The exercise asks for every line of the data to be reproduced exactly.

» **Data extracted from a collection**:
= = = = =
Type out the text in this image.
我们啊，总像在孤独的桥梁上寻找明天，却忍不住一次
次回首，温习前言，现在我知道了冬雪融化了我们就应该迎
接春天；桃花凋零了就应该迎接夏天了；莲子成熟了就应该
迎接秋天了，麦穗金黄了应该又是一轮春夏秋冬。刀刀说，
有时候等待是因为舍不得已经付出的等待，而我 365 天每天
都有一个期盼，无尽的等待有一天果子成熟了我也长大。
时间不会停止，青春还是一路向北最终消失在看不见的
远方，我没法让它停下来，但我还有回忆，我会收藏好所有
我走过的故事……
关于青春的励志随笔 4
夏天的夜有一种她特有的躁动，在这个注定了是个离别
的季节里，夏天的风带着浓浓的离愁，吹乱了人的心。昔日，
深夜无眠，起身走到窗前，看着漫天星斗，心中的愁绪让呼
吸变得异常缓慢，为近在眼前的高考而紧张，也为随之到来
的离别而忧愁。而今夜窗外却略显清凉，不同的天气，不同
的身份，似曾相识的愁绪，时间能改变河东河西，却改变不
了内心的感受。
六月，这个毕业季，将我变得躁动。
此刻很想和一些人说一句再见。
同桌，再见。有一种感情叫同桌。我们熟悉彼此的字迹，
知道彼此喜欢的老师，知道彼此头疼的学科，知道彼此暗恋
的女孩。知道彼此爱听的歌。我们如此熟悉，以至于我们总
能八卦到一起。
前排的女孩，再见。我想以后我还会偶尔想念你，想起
= = = = =
» **Answer to the problem**:
Type out the text in this image.
我们啊，总像在孤独的桥梁上寻找明天，却忍不住一次
次回首，温习前言，现在我知道了冬雪融化了我们就应该迎
接春天；桃花凋零了就应该迎接夏天了；莲子成熟了就应该
迎接秋天了，麦穗金黄了应该又是一轮春夏秋冬。刀刀说，
有时候等待是因为舍不得已经付出的等待，而我 365 天每天
都有一个期盼，无尽的等待有一天果子成熟了我也长大。
时间不会停止，青春还是一路向北最终消失在看不见的
远方，我没法让它停下来，但我还有回忆，我会收藏好所有
我走过的故事……
关于青春的励志随笔 4
夏天的夜有一种她特有的躁动，在这个注定了是个离别
的季节里，夏天的风带着浓浓的离愁，吹乱了人的心。昔日，
深夜无眠，起身走到窗前，看着漫天星斗，心中的愁绪让呼
吸变得异常缓慢，为近在眼前的高考而紧张，也为随之到来
的离别而忧愁。而今夜窗外却略显清凉，不同的天气，不同
的身份，似曾相识的愁绪，时间能改变河东河西，却改变不
了内心的感受。
六月，这个毕业季，将我变得躁动。
此刻很想和一些人说一句再见。
同桌，再见。有一种感情叫同桌。我们熟悉彼此的字迹，
知道彼此喜欢的老师，知道彼此头疼的学科，知道彼此暗恋
的女孩。知道彼此爱听的歌。我们如此熟悉，以至于我们总
能八卦到一起。
前排的女孩，再见。我想以后我还会偶尔想念你，想起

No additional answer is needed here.